**INSTRUCTION**.
Return a copy of every line in the records that includes the word "compte".

+ + + +

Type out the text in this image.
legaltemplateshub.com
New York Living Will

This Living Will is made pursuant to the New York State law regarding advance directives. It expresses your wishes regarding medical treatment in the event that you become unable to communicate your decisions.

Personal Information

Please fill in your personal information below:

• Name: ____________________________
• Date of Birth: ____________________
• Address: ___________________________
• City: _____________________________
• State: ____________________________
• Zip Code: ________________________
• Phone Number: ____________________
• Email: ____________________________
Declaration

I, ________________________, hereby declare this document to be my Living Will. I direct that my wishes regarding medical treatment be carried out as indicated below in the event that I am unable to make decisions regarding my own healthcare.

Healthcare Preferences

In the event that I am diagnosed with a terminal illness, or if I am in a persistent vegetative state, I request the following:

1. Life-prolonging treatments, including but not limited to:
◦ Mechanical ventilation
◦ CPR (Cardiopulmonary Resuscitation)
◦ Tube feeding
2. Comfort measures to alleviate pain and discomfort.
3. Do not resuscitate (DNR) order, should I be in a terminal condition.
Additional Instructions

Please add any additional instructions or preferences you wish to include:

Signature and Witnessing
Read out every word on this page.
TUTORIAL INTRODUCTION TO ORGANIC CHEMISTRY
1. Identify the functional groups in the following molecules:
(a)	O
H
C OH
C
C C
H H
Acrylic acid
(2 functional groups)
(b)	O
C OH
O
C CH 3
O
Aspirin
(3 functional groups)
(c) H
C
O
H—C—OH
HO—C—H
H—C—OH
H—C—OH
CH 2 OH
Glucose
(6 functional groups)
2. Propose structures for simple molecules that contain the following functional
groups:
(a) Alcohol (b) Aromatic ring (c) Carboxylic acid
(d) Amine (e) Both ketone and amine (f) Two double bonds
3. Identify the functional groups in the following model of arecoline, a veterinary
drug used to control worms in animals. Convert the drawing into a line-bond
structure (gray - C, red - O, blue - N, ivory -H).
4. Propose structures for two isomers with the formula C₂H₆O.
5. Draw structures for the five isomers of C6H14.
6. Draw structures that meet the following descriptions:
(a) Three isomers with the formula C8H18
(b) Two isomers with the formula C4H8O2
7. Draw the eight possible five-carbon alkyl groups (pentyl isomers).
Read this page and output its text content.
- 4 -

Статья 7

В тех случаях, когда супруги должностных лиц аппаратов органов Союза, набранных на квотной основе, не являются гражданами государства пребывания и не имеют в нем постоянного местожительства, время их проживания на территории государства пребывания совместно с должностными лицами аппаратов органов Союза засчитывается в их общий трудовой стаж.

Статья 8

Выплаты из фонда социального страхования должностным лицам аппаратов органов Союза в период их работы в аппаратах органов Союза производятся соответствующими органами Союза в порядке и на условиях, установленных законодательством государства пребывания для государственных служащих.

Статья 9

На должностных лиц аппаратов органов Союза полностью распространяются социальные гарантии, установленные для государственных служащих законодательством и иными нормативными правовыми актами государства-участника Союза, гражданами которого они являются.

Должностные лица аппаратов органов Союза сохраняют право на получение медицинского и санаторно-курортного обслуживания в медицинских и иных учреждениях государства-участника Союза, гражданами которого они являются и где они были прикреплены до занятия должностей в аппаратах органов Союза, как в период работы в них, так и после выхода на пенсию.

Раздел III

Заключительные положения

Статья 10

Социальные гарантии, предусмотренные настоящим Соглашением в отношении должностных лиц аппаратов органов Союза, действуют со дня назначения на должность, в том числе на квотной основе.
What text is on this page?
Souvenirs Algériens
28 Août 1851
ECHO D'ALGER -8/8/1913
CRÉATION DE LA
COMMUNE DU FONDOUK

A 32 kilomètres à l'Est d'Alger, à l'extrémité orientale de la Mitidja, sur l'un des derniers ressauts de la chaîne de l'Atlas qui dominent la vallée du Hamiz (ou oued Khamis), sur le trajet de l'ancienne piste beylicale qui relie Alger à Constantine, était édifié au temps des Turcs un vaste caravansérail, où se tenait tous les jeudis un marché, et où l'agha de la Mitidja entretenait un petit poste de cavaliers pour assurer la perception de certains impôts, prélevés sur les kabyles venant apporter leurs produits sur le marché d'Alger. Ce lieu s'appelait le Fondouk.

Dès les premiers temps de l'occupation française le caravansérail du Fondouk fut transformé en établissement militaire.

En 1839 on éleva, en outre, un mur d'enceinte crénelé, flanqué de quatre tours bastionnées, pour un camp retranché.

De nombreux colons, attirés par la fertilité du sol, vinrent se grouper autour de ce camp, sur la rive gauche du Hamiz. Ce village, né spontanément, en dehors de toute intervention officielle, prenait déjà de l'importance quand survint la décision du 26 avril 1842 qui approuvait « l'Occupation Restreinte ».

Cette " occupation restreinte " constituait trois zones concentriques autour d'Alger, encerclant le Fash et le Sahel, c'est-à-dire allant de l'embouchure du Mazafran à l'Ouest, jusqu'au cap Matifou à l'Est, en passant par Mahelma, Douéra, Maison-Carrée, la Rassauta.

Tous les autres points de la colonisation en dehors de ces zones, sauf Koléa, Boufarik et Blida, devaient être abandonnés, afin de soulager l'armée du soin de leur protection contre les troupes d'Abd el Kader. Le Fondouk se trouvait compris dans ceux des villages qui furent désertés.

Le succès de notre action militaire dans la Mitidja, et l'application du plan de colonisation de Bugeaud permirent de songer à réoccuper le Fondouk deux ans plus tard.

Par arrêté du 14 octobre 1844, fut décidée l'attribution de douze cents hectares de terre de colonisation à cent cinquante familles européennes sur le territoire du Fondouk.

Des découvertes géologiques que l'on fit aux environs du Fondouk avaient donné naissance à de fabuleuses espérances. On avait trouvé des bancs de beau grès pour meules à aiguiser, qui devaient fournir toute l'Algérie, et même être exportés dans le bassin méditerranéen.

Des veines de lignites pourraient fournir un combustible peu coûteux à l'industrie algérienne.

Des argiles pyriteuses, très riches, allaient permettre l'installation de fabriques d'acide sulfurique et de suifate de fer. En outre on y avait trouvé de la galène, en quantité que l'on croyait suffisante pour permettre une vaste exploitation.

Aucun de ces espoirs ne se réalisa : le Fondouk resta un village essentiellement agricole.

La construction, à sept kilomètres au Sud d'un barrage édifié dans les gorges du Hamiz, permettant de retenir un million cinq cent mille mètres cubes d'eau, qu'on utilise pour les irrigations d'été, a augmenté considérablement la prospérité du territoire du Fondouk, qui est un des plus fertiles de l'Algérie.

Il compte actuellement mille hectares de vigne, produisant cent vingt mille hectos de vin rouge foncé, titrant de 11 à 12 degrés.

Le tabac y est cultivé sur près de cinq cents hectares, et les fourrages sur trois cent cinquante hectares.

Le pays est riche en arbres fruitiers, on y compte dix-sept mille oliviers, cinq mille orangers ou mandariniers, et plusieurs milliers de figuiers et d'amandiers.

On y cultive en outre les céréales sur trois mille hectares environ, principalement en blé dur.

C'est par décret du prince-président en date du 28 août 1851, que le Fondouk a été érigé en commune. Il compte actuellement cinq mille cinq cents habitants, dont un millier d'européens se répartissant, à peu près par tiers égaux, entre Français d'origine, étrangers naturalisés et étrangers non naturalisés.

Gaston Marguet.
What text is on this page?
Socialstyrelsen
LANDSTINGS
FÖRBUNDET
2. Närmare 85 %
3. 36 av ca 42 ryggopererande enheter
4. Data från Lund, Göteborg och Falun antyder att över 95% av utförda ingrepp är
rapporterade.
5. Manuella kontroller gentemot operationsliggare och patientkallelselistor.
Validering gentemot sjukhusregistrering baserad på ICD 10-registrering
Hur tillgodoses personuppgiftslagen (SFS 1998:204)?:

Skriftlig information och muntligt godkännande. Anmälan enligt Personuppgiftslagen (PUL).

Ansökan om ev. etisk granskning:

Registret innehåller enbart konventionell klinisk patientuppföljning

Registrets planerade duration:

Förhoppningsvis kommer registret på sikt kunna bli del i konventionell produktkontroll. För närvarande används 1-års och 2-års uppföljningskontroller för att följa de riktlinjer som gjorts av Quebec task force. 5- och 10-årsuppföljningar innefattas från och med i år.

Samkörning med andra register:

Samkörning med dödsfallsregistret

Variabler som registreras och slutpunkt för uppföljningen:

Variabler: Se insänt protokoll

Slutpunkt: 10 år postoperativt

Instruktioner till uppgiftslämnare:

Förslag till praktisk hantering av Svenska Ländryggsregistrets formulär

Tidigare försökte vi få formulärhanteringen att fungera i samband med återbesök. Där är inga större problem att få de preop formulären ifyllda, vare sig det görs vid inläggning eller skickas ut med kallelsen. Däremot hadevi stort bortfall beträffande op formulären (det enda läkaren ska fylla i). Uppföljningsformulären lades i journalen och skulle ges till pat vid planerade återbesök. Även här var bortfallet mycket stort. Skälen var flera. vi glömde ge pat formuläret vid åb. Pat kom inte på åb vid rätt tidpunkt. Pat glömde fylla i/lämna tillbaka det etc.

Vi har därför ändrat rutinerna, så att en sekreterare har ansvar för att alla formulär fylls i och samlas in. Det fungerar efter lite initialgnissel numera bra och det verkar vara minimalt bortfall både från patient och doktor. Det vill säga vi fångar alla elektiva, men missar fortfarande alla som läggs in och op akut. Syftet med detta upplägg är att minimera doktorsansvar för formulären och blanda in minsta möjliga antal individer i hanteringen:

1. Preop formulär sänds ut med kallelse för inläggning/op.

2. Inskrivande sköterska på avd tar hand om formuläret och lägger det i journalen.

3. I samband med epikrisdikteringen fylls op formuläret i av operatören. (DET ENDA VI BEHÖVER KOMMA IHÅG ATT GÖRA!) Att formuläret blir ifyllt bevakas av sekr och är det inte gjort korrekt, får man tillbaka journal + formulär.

+ + + +

**RESPONSE BELOW**.
Il compte actuellement mille hectares de vigne, produisant cent vingt mille hectos de vin rouge foncé, titrant de 11 à 12 degrés.
Le pays est riche en arbres fruitiers, on y compte dix-sept mille oliviers, cinq mille orangers ou mandariniers, et plusieurs milliers de figuiers et d'amandiers.
C'est par décret du prince-président en date du 28 août 1851, que le Fondouk a été érigé en commune. Il compte actuellement cinq mille cinq cents habitants, dont un millier d'européens se répartissant, à peu près par tiers égaux, entre Français d'origine, étrangers naturalisés et étrangers non naturalisés.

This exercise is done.